## Your task
Which lines hold the word "JSON"? Copy each of them.

— Start Data in this exercise —

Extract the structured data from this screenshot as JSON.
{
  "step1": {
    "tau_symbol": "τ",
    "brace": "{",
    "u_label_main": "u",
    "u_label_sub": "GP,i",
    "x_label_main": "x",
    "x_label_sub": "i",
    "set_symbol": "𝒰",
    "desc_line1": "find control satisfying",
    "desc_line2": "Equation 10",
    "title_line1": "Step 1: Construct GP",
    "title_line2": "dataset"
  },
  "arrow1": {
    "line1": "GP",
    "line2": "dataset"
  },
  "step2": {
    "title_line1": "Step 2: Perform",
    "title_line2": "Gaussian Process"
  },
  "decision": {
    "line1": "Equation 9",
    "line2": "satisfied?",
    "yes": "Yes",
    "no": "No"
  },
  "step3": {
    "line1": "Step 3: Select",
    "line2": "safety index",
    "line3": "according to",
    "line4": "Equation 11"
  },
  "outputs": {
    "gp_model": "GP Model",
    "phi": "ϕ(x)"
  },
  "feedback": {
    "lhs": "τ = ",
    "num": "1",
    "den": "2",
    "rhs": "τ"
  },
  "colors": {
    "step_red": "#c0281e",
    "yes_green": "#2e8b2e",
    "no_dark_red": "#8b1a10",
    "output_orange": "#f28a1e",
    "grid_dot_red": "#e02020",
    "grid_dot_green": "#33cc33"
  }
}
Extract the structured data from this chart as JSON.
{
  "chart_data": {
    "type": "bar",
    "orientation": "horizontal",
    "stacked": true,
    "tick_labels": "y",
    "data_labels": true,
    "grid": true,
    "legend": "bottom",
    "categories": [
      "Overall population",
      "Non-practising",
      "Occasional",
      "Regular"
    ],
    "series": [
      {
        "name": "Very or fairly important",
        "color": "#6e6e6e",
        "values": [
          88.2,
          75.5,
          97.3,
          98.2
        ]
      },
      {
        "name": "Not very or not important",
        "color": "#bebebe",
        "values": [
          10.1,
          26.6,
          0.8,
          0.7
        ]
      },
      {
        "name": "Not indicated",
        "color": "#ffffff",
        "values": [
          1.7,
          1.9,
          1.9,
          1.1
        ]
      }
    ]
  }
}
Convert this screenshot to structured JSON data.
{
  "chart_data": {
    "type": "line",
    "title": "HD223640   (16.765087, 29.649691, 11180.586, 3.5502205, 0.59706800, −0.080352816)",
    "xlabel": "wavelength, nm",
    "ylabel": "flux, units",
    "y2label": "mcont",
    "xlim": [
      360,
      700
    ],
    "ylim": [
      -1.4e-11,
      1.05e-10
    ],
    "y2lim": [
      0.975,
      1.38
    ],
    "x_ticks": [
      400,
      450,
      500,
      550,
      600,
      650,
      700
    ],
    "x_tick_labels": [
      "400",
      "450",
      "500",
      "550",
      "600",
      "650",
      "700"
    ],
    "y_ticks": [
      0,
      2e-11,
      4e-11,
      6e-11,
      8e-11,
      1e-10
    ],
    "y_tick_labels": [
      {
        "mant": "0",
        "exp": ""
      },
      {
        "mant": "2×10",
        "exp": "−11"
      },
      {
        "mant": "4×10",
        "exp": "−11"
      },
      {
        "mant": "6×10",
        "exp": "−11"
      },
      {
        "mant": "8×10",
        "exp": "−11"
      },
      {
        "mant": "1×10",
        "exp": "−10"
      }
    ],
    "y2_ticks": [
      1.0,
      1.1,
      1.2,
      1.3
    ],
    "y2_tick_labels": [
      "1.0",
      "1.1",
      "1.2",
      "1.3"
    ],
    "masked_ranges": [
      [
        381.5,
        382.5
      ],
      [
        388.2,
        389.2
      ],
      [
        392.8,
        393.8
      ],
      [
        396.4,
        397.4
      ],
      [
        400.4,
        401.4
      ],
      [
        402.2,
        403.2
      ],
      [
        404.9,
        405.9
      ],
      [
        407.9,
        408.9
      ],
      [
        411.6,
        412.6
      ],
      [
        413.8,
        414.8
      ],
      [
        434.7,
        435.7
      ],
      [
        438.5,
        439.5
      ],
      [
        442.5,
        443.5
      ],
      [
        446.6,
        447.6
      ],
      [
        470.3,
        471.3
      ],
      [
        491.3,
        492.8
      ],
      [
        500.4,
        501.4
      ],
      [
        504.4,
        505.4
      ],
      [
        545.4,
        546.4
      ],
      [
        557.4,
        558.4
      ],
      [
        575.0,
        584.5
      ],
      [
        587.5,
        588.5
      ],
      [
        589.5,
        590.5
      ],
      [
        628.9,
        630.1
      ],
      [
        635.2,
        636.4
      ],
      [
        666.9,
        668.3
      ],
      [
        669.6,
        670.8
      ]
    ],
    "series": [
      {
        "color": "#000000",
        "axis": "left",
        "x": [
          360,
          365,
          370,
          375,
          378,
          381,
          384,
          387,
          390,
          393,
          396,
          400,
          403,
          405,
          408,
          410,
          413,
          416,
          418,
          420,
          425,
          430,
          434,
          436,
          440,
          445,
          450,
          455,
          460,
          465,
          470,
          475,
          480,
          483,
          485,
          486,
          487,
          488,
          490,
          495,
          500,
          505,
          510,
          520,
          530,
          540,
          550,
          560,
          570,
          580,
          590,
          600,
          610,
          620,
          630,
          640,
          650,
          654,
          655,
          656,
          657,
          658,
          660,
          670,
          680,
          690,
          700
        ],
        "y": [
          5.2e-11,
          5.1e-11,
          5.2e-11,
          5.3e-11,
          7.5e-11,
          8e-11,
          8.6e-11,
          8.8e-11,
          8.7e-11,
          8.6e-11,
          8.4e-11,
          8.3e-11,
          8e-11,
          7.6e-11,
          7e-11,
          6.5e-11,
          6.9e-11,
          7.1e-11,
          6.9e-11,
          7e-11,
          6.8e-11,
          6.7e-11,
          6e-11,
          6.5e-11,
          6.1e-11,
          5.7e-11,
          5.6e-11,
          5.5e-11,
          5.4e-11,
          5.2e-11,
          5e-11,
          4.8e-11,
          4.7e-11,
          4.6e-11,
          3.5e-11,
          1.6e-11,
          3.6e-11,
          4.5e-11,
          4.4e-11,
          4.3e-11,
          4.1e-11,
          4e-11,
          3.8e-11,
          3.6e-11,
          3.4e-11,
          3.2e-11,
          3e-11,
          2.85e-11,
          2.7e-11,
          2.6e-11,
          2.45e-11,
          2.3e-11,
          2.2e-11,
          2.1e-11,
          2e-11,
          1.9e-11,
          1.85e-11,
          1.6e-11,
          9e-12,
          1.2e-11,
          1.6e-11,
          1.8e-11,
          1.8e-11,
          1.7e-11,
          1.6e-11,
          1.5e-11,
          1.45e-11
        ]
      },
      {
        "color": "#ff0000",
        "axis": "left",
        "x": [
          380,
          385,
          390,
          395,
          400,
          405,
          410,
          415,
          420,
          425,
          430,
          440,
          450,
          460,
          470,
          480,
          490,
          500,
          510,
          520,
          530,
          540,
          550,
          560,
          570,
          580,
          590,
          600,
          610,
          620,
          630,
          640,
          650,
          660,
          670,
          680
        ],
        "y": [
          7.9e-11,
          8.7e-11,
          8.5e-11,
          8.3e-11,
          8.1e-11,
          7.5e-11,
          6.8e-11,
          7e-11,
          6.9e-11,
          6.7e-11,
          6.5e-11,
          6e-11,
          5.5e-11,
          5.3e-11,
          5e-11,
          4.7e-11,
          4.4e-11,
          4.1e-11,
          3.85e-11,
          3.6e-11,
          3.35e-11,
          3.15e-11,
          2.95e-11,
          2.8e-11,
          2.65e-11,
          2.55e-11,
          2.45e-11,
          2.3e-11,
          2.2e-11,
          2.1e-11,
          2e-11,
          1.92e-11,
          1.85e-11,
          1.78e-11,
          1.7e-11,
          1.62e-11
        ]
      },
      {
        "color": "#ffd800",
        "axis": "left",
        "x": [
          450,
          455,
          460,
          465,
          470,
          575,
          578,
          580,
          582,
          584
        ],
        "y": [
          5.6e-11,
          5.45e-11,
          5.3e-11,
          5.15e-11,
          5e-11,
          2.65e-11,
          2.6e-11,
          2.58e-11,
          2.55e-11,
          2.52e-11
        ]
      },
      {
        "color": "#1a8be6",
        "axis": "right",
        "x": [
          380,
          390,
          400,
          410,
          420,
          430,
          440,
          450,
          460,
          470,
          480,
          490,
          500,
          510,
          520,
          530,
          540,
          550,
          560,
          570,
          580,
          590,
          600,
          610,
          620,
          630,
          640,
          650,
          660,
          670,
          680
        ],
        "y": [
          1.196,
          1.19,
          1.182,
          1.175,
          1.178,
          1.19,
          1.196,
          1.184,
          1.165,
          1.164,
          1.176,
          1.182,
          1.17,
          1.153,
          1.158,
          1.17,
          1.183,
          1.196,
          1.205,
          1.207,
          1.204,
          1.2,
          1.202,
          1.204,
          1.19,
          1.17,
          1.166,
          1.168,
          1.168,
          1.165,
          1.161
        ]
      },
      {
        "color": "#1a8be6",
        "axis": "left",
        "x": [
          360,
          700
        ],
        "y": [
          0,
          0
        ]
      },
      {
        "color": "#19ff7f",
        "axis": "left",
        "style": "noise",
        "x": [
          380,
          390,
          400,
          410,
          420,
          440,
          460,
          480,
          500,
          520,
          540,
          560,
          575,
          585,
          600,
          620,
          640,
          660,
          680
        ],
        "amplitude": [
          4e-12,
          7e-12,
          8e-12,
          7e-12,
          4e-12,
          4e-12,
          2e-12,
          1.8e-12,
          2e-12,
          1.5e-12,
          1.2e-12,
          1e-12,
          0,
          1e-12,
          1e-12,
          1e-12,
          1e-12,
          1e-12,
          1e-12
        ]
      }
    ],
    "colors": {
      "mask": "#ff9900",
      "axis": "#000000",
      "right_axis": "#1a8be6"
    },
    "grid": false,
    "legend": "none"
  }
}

— End Data in this exercise —

## Solution to this exercise
Extract the structured data from this screenshot as JSON.
Extract the structured data from this chart as JSON.
Convert this screenshot to structured JSON data.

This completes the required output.